**Data to process**
-- start --
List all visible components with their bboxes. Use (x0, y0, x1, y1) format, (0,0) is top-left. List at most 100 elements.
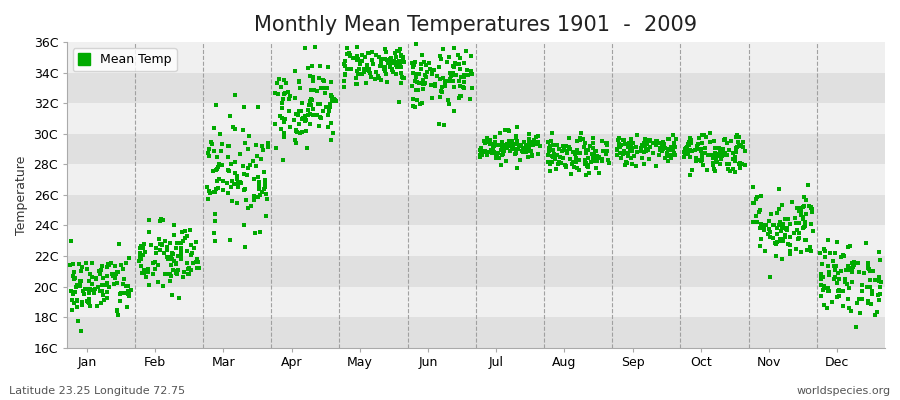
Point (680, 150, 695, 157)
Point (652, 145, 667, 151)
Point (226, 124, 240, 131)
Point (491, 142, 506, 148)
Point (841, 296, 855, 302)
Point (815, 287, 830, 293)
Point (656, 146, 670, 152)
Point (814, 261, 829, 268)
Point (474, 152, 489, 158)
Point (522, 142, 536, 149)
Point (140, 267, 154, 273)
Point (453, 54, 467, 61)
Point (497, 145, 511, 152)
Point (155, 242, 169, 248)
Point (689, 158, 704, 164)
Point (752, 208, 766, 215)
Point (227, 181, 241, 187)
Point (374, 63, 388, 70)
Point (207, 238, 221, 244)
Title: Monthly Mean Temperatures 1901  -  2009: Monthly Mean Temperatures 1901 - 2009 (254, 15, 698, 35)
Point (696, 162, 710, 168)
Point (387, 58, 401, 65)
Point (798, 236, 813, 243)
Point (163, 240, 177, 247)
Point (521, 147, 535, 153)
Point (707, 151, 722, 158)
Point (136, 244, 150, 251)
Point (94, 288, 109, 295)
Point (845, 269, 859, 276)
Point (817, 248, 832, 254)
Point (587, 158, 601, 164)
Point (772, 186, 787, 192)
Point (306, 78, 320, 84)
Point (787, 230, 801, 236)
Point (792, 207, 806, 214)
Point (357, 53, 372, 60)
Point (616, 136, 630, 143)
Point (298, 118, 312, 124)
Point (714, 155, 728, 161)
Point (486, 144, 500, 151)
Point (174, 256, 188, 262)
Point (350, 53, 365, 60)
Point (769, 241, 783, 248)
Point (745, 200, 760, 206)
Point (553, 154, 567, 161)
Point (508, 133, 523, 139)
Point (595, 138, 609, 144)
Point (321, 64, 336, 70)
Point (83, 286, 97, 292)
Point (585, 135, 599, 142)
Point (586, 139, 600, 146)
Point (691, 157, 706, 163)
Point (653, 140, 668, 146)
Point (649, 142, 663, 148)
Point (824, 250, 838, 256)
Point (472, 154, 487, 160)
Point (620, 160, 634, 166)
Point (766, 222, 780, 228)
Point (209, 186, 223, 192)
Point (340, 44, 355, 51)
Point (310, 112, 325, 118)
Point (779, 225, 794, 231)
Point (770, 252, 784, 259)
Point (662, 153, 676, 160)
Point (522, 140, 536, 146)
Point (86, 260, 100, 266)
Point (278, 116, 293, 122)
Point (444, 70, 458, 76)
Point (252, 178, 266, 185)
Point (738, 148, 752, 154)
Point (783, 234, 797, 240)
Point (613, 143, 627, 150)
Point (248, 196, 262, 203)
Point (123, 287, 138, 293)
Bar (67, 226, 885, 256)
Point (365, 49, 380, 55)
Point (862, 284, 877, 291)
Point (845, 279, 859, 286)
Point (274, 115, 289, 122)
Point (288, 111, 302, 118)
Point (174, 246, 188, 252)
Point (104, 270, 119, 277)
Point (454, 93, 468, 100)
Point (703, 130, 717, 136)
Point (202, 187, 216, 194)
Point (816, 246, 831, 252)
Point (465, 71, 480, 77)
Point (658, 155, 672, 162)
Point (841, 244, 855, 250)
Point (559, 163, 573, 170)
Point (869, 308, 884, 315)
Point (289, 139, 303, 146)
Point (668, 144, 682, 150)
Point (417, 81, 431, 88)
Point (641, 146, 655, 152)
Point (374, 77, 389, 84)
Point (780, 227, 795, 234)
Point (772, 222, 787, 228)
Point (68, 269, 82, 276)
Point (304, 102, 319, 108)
-- end --
-- start --
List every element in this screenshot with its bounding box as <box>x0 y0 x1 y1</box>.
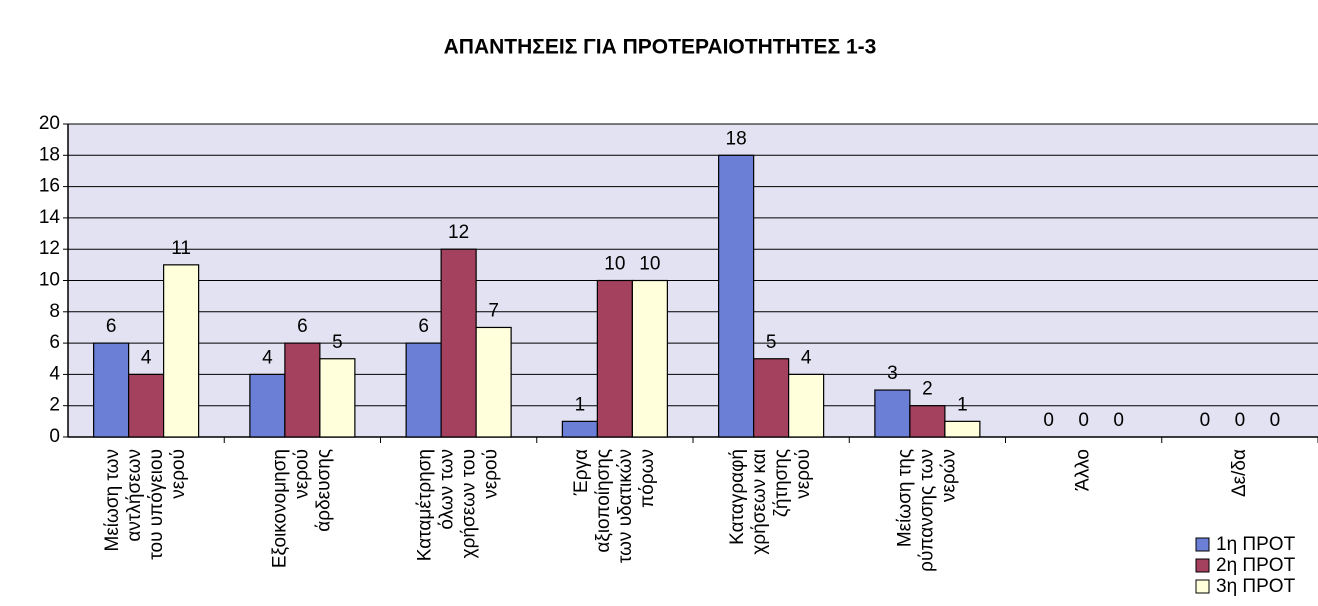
-- end --
**What is needed**
Rewrite everything from the line containing "List all visible" down to the line containing "Point (340, 44, 355, 51)", swapping "bboxes" for "bounding boxes" and changing nothing else. Omit the pictures from your answer.

**Answer**
List all visible components with their bounding boxes. Use (x0, y0, x1, y1) format, (0,0) is top-left. List at most 100 elements.
Point (680, 150, 695, 157)
Point (652, 145, 667, 151)
Point (226, 124, 240, 131)
Point (491, 142, 506, 148)
Point (841, 296, 855, 302)
Point (815, 287, 830, 293)
Point (656, 146, 670, 152)
Point (814, 261, 829, 268)
Point (474, 152, 489, 158)
Point (522, 142, 536, 149)
Point (140, 267, 154, 273)
Point (453, 54, 467, 61)
Point (497, 145, 511, 152)
Point (155, 242, 169, 248)
Point (689, 158, 704, 164)
Point (752, 208, 766, 215)
Point (227, 181, 241, 187)
Point (374, 63, 388, 70)
Point (207, 238, 221, 244)
Title: Monthly Mean Temperatures 1901  -  2009: Monthly Mean Temperatures 1901 - 2009 (254, 15, 698, 35)
Point (696, 162, 710, 168)
Point (387, 58, 401, 65)
Point (798, 236, 813, 243)
Point (163, 240, 177, 247)
Point (521, 147, 535, 153)
Point (707, 151, 722, 158)
Point (136, 244, 150, 251)
Point (94, 288, 109, 295)
Point (845, 269, 859, 276)
Point (817, 248, 832, 254)
Point (587, 158, 601, 164)
Point (772, 186, 787, 192)
Point (306, 78, 320, 84)
Point (787, 230, 801, 236)
Point (792, 207, 806, 214)
Point (357, 53, 372, 60)
Point (616, 136, 630, 143)
Point (298, 118, 312, 124)
Point (714, 155, 728, 161)
Point (486, 144, 500, 151)
Point (174, 256, 188, 262)
Point (350, 53, 365, 60)
Point (769, 241, 783, 248)
Point (745, 200, 760, 206)
Point (553, 154, 567, 161)
Point (508, 133, 523, 139)
Point (595, 138, 609, 144)
Point (321, 64, 336, 70)
Point (83, 286, 97, 292)
Point (585, 135, 599, 142)
Point (586, 139, 600, 146)
Point (691, 157, 706, 163)
Point (653, 140, 668, 146)
Point (649, 142, 663, 148)
Point (824, 250, 838, 256)
Point (472, 154, 487, 160)
Point (620, 160, 634, 166)
Point (766, 222, 780, 228)
Point (209, 186, 223, 192)
Point (340, 44, 355, 51)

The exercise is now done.